The request, presented as an above-service supplemental to the FY27 budget, would add two full-time officers (the chief said he typically asks for three but is requesting two this year) and fund a $30,000 salary adjustment to create a lieutenant position. "I'm asking for 2," the police chief said of officers, noting the town's roster of 18 officers compares with a cited median of 22 among the department's listed comparables. The chief linked the staffing shortfall to sustained growth in calls for service and new housing projects in Millis.

Committee members pressed the chief on metrics and overtime. One member said the chief had “buried your lead” about operational risk: "you're accepting risk when you don't have the members that you need in your lowest shifts," the committee member told the chief. The chief said overnight shifts that run with two officers create officer-safety and service gaps and argued three officers per shift would be a safer standard.

The chief described several recurring grants and revenue sources that offset department costs, including a recurring $3,000 audit grant for the evidence room, ongoing bulletproof-vest funding and a $20,000 traffic-enforcement grant to support pedestrian/bike safety and distracted-driving enforcement. He also highlighted a rise in revenue from private-detail admin fees and licensing activity, and said technology grants fund much of the fleet's mobile data terminals and in-car equipment.

On overtime, the chief told the committee adding staff will not automatically reduce the overtime line because growth in total call volume and routine absences (injuries, training, court) generate overtime expenses even in fully staffed departments. He estimated that the town's overtime number is tied to recurring patterns of officers being out for various reasons and that adding officers will not produce a direct one-to-one offset in overtime savings.

The chief also requested replacement of an aging administrative vehicle and purchase of a new cruiser (a black Tahoe without a full police package for the lieutenant), explaining outfitting would be sought through grants where possible. He emphasized the department's five-sergeant organizational chart and described specialty assignments (K-9, SRO, firearms instructors, detectives, drone pilots) and a capital replacement plan that staggers cruiser replacement every few years.

Next steps: the committee took the presentation and questioned assumptions, comparables and line-item calculations, and asked for the chief's PowerPoint to be posted for review. The supplemental $290,000 request was described as an above-service item that would be evaluated separately from the base FY27 numbers.

▸ **Provided material**:
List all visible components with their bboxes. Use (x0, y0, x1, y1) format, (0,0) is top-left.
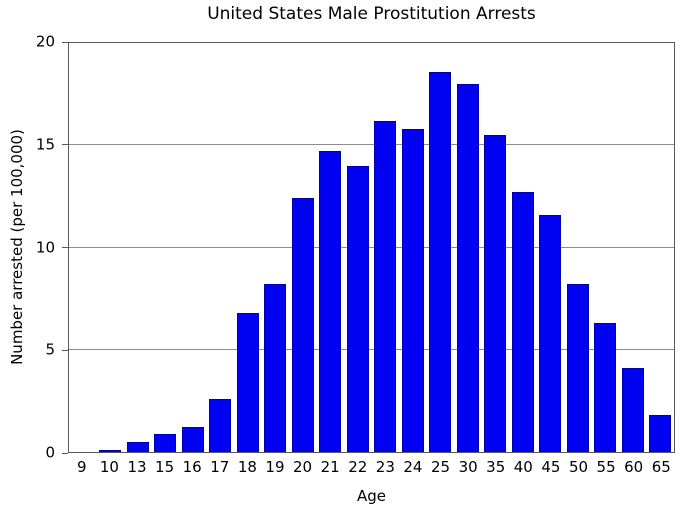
...
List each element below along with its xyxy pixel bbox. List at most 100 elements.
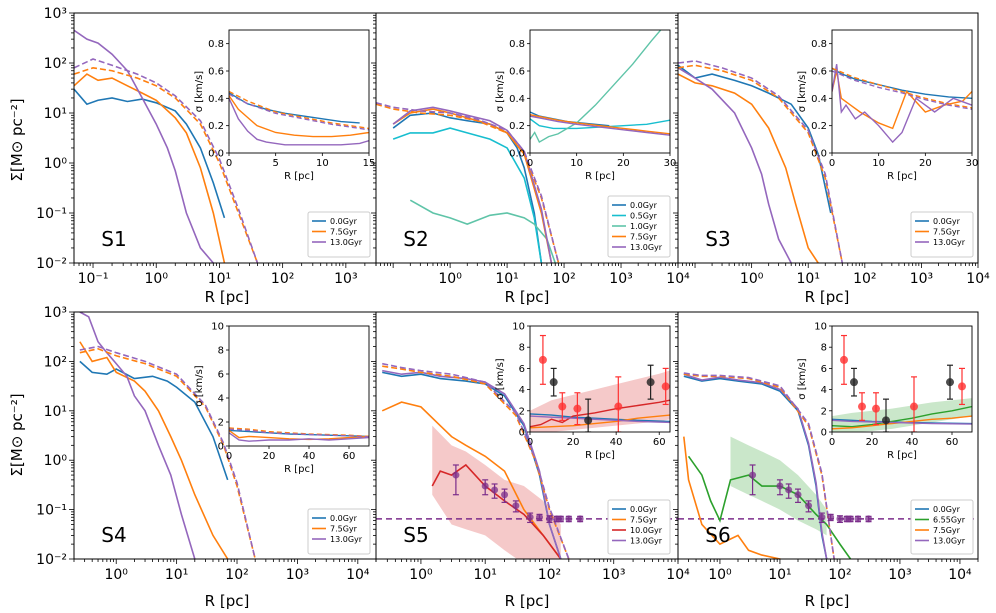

▸ **Your goal**: According to the article on the police budget request, how large is the traffic-enforcement grant? The lines come from a separate source, not from the article.

▸ **Answer in full**: $20,000